__What needs to be done__. Repeat the material in full. Keep every line exactly as it is.

__Records shown__.
————————
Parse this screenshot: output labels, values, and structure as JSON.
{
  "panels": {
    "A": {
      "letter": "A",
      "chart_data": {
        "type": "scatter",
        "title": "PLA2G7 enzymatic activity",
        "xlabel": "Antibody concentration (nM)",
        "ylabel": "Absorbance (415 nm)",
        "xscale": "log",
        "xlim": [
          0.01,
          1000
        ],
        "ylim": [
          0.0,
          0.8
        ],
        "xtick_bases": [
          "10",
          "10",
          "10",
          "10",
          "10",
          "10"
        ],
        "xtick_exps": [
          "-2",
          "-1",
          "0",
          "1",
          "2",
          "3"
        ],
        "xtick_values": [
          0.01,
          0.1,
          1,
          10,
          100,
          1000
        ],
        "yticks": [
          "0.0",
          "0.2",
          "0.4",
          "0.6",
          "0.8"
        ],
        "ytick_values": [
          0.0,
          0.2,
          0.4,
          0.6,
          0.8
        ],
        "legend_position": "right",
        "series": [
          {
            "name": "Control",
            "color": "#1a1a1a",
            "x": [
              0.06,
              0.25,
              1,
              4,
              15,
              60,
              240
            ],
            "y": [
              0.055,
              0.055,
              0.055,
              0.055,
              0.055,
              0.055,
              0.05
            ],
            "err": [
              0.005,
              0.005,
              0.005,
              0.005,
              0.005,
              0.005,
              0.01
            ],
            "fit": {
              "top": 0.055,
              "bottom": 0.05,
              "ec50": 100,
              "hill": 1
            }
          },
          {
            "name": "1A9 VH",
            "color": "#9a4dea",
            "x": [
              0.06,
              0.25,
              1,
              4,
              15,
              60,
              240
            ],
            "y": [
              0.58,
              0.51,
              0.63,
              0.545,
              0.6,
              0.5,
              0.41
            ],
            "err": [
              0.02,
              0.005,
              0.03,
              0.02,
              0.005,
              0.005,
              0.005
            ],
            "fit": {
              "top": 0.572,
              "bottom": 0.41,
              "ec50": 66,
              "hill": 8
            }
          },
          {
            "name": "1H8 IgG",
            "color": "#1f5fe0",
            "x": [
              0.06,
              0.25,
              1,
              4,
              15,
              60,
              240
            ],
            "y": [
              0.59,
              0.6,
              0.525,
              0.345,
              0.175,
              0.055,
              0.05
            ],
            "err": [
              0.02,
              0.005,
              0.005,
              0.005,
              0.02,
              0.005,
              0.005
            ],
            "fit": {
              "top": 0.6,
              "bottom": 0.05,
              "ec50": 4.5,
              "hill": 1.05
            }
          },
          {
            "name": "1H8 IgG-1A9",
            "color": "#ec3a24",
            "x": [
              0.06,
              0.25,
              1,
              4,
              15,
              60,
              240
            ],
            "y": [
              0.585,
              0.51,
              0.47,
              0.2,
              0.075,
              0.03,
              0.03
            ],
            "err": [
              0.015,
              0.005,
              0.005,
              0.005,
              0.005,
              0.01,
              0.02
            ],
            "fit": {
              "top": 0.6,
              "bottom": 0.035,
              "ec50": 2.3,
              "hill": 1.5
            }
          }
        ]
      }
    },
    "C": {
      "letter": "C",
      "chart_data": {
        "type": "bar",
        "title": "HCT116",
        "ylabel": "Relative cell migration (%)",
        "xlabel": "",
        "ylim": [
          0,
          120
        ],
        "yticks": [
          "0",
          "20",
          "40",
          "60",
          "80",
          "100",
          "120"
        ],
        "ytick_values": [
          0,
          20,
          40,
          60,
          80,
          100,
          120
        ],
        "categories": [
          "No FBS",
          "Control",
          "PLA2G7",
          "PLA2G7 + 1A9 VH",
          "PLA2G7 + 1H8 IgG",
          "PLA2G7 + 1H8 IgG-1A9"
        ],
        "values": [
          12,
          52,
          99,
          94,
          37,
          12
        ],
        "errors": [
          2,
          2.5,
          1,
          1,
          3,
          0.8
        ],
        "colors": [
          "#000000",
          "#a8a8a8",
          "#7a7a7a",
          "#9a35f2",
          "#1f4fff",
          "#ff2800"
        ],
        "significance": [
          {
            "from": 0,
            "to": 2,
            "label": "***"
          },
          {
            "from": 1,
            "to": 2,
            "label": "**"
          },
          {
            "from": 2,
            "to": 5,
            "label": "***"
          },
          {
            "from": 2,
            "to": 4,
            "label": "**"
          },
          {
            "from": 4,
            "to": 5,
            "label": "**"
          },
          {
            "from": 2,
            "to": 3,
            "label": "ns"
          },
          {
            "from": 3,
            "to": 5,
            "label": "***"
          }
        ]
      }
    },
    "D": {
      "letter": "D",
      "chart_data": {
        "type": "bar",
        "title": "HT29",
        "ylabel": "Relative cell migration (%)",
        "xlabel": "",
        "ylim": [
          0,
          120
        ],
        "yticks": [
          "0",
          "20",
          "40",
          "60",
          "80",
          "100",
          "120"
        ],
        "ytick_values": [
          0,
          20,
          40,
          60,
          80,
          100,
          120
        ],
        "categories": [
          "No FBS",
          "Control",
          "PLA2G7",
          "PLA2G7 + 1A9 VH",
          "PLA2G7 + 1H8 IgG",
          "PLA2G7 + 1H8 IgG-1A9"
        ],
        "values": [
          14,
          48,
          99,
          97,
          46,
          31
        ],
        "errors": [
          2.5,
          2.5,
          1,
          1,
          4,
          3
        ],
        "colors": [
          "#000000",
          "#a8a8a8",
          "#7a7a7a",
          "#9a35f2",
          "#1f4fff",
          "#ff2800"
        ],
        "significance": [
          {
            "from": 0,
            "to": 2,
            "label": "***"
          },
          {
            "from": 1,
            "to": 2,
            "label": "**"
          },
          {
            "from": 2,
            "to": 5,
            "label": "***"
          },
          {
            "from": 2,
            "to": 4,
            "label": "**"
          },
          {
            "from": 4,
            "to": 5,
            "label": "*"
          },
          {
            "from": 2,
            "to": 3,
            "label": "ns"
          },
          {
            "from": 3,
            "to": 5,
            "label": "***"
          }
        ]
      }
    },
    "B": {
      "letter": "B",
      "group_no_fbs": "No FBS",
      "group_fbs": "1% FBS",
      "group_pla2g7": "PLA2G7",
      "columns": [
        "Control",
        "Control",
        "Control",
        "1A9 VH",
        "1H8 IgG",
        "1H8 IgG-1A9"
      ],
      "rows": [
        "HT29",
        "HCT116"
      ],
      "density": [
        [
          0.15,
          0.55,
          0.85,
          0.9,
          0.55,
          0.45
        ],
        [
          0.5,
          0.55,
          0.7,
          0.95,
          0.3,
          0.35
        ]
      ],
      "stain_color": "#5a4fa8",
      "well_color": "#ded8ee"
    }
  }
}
————————
__Exercise answer__.
Parse this screenshot: output labels, values, and structure as JSON.
{
  "panels": {
    "A": {
      "letter": "A",
      "chart_data": {
        "type": "scatter",
        "title": "PLA2G7 enzymatic activity",
        "xlabel": "Antibody concentration (nM)",
        "ylabel": "Absorbance (415 nm)",
        "xscale": "log",
        "xlim": [
          0.01,
          1000
        ],
        "ylim": [
          0.0,
          0.8
        ],
        "xtick_bases": [
          "10",
          "10",
          "10",
          "10",
          "10",
          "10"
        ],
        "xtick_exps": [
          "-2",
          "-1",
          "0",
          "1",
          "2",
          "3"
        ],
        "xtick_values": [
          0.01,
          0.1,
          1,
          10,
          100,
          1000
        ],
        "yticks": [
          "0.0",
          "0.2",
          "0.4",
          "0.6",
          "0.8"
        ],
        "ytick_values": [
          0.0,
          0.2,
          0.4,
          0.6,
          0.8
        ],
        "legend_position": "right",
        "series": [
          {
            "name": "Control",
            "color": "#1a1a1a",
            "x": [
              0.06,
              0.25,
              1,
              4,
              15,
              60,
              240
            ],
            "y": [
              0.055,
              0.055,
              0.055,
              0.055,
              0.055,
              0.055,
              0.05
            ],
            "err": [
              0.005,
              0.005,
              0.005,
              0.005,
              0.005,
              0.005,
              0.01
            ],
            "fit": {
              "top": 0.055,
              "bottom": 0.05,
              "ec50": 100,
              "hill": 1
            }
          },
          {
            "name": "1A9 VH",
            "color": "#9a4dea",
            "x": [
              0.06,
              0.25,
              1,
              4,
              15,
              60,
              240
            ],
            "y": [
              0.58,
              0.51,
              0.63,
              0.545,
              0.6,
              0.5,
              0.41
            ],
            "err": [
              0.02,
              0.005,
              0.03,
              0.02,
              0.005,
              0.005,
              0.005
            ],
            "fit": {
              "top": 0.572,
              "bottom": 0.41,
              "ec50": 66,
              "hill": 8
            }
          },
          {
            "name": "1H8 IgG",
            "color": "#1f5fe0",
            "x": [
              0.06,
              0.25,
              1,
              4,
              15,
              60,
              240
            ],
            "y": [
              0.59,
              0.6,
              0.525,
              0.345,
              0.175,
              0.055,
              0.05
            ],
            "err": [
              0.02,
              0.005,
              0.005,
              0.005,
              0.02,
              0.005,
              0.005
            ],
            "fit": {
              "top": 0.6,
              "bottom": 0.05,
              "ec50": 4.5,
              "hill": 1.05
            }
          },
          {
            "name": "1H8 IgG-1A9",
            "color": "#ec3a24",
            "x": [
              0.06,
              0.25,
              1,
              4,
              15,
              60,
              240
            ],
            "y": [
              0.585,
              0.51,
              0.47,
              0.2,
              0.075,
              0.03,
              0.03
            ],
            "err": [
              0.015,
              0.005,
              0.005,
              0.005,
              0.005,
              0.01,
              0.02
            ],
            "fit": {
              "top": 0.6,
              "bottom": 0.035,
              "ec50": 2.3,
              "hill": 1.5
            }
          }
        ]
      }
    },
    "C": {
      "letter": "C",
      "chart_data": {
        "type": "bar",
        "title": "HCT116",
        "ylabel": "Relative cell migration (%)",
        "xlabel": "",
        "ylim": [
          0,
          120
        ],
        "yticks": [
          "0",
          "20",
          "40",
          "60",
          "80",
          "100",
          "120"
        ],
        "ytick_values": [
          0,
          20,
          40,
          60,
          80,
          100,
          120
        ],
        "categories": [
          "No FBS",
          "Control",
          "PLA2G7",
          "PLA2G7 + 1A9 VH",
          "PLA2G7 + 1H8 IgG",
          "PLA2G7 + 1H8 IgG-1A9"
        ],
        "values": [
          12,
          52,
          99,
          94,
          37,
          12
        ],
        "errors": [
          2,
          2.5,
          1,
          1,
          3,
          0.8
        ],
        "colors": [
          "#000000",
          "#a8a8a8",
          "#7a7a7a",
          "#9a35f2",
          "#1f4fff",
          "#ff2800"
        ],
        "significance": [
          {
            "from": 0,
            "to": 2,
            "label": "***"
          },
          {
            "from": 1,
            "to": 2,
            "label": "**"
          },
          {
            "from": 2,
            "to": 5,
            "label": "***"
          },
          {
            "from": 2,
            "to": 4,
            "label": "**"
          },
          {
            "from": 4,
            "to": 5,
            "label": "**"
          },
          {
            "from": 2,
            "to": 3,
            "label": "ns"
          },
          {
            "from": 3,
            "to": 5,
            "label": "***"
          }
        ]
      }
    },
    "D": {
      "letter": "D",
      "chart_data": {
        "type": "bar",
        "title": "HT29",
        "ylabel": "Relative cell migration (%)",
        "xlabel": "",
        "ylim": [
          0,
          120
        ],
        "yticks": [
          "0",
          "20",
          "40",
          "60",
          "80",
          "100",
          "120"
        ],
        "ytick_values": [
          0,
          20,
          40,
          60,
          80,
          100,
          120
        ],
        "categories": [
          "No FBS",
          "Control",
          "PLA2G7",
          "PLA2G7 + 1A9 VH",
          "PLA2G7 + 1H8 IgG",
          "PLA2G7 + 1H8 IgG-1A9"
        ],
        "values": [
          14,
          48,
          99,
          97,
          46,
          31
        ],
        "errors": [
          2.5,
          2.5,
          1,
          1,
          4,
          3
        ],
        "colors": [
          "#000000",
          "#a8a8a8",
          "#7a7a7a",
          "#9a35f2",
          "#1f4fff",
          "#ff2800"
        ],
        "significance": [
          {
            "from": 0,
            "to": 2,
            "label": "***"
          },
          {
            "from": 1,
            "to": 2,
            "label": "**"
          },
          {
            "from": 2,
            "to": 5,
            "label": "***"
          },
          {
            "from": 2,
            "to": 4,
            "label": "**"
          },
          {
            "from": 4,
            "to": 5,
            "label": "*"
          },
          {
            "from": 2,
            "to": 3,
            "label": "ns"
          },
          {
            "from": 3,
            "to": 5,
            "label": "***"
          }
        ]
      }
    },
    "B": {
      "letter": "B",
      "group_no_fbs": "No FBS",
      "group_fbs": "1% FBS",
      "group_pla2g7": "PLA2G7",
      "columns": [
        "Control",
        "Control",
        "Control",
        "1A9 VH",
        "1H8 IgG",
        "1H8 IgG-1A9"
      ],
      "rows": [
        "HT29",
        "HCT116"
      ],
      "density": [
        [
          0.15,
          0.55,
          0.85,
          0.9,
          0.55,
          0.45
        ],
        [
          0.5,
          0.55,
          0.7,
          0.95,
          0.3,
          0.35
        ]
      ],
      "stain_color": "#5a4fa8",
      "well_color": "#ded8ee"
    }
  }
}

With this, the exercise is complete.